_Work to be completed_
Find how many lines of the listing below include the word "image", then report the number by itself.

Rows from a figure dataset
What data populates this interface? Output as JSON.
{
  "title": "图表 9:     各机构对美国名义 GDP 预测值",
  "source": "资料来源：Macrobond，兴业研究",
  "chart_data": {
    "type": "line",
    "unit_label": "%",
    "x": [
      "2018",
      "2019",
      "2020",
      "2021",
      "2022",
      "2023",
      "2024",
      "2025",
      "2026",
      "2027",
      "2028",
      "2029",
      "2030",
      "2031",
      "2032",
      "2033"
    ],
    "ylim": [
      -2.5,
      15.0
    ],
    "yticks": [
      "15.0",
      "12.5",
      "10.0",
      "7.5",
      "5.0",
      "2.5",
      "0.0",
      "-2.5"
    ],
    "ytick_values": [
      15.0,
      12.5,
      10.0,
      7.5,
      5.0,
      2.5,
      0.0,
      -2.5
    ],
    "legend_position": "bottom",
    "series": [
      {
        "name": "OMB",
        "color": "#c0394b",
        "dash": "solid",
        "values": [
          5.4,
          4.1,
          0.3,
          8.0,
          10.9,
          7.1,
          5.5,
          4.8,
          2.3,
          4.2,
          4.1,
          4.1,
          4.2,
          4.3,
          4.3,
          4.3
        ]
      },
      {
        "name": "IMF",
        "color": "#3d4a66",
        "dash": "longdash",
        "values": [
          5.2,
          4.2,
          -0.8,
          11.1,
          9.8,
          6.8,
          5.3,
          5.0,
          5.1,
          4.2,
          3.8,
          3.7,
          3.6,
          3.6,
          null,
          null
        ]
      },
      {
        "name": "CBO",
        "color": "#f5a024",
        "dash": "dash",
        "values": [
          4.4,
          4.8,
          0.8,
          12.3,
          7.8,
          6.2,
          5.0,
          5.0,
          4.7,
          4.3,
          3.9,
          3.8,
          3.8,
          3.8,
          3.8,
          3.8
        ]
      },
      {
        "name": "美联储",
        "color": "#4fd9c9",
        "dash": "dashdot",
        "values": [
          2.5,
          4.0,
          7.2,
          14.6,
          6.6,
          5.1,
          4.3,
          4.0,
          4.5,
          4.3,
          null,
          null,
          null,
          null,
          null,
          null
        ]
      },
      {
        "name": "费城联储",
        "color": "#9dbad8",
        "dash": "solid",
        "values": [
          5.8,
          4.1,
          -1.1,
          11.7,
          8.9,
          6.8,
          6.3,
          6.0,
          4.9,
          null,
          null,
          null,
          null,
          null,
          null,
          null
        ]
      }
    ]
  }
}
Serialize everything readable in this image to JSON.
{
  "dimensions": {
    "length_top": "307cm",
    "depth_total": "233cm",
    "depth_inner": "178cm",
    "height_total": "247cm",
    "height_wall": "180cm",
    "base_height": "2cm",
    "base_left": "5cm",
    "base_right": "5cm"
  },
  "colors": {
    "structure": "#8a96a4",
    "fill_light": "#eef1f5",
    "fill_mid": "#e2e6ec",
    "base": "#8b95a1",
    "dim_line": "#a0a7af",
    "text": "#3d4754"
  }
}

==

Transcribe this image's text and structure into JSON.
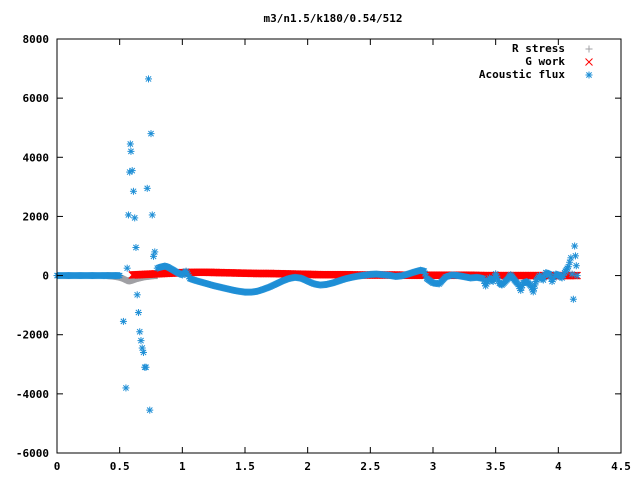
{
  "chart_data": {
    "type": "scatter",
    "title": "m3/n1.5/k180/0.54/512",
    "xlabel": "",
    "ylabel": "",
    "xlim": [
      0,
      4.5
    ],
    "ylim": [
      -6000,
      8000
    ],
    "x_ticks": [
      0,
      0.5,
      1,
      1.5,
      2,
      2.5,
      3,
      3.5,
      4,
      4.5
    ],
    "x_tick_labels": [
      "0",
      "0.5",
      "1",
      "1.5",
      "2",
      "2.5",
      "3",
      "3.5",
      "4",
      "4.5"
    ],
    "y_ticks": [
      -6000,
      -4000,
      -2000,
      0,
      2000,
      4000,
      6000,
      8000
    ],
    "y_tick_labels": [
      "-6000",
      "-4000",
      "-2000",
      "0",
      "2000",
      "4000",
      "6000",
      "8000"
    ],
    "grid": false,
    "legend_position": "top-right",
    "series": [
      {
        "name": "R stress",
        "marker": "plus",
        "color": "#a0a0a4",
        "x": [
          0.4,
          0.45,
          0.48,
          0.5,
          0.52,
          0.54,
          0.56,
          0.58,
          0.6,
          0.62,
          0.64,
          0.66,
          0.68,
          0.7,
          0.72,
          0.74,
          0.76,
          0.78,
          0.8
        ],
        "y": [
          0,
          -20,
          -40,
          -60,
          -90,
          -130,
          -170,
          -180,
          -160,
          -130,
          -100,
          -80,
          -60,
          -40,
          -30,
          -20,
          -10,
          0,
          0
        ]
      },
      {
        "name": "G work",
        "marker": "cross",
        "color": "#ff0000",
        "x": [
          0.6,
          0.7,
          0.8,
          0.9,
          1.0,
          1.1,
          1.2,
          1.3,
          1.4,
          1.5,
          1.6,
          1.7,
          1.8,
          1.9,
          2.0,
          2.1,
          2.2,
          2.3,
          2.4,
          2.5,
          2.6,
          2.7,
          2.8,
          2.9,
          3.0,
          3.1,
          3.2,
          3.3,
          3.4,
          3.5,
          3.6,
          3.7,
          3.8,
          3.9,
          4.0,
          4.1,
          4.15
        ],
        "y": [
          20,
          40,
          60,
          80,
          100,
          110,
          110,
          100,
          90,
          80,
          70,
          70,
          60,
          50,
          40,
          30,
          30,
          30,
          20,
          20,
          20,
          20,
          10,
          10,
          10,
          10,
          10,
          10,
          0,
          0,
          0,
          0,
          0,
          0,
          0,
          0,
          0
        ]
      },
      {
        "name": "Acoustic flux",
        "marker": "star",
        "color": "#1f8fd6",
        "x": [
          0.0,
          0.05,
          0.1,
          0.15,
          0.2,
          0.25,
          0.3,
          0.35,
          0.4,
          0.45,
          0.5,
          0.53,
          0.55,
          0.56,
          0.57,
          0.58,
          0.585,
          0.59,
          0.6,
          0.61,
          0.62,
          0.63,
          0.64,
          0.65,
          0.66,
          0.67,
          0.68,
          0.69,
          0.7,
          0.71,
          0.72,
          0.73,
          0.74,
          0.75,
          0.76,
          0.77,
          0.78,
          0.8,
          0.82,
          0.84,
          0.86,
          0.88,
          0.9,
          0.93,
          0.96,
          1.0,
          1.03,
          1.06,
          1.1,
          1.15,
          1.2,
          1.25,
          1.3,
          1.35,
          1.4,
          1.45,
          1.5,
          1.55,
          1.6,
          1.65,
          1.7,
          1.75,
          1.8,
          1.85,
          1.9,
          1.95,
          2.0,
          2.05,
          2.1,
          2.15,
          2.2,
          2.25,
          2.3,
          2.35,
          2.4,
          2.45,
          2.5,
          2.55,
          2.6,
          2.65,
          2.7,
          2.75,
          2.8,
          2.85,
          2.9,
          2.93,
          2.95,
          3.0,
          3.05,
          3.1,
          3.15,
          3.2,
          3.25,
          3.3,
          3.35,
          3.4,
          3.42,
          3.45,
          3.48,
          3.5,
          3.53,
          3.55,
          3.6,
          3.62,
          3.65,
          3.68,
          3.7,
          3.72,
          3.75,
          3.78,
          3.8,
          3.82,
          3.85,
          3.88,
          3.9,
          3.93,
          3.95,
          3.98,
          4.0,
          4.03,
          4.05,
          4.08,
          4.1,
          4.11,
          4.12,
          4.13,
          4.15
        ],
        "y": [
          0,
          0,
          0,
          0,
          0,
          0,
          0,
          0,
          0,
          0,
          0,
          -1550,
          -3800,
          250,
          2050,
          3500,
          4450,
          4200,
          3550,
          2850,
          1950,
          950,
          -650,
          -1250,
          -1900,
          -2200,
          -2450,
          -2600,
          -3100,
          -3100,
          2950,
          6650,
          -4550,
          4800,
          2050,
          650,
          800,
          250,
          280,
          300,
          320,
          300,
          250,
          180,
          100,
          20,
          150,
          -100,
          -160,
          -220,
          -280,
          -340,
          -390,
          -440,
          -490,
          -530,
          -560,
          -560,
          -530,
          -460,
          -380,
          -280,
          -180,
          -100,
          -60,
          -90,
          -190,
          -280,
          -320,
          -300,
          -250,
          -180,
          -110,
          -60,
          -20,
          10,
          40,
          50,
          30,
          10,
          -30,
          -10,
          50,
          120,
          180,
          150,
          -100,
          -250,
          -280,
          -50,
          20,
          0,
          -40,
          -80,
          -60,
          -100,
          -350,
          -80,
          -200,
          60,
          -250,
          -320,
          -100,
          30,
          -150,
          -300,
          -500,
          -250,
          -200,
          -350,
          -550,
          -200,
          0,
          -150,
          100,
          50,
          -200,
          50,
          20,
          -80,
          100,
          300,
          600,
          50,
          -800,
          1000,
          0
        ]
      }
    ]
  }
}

_Right answer_
2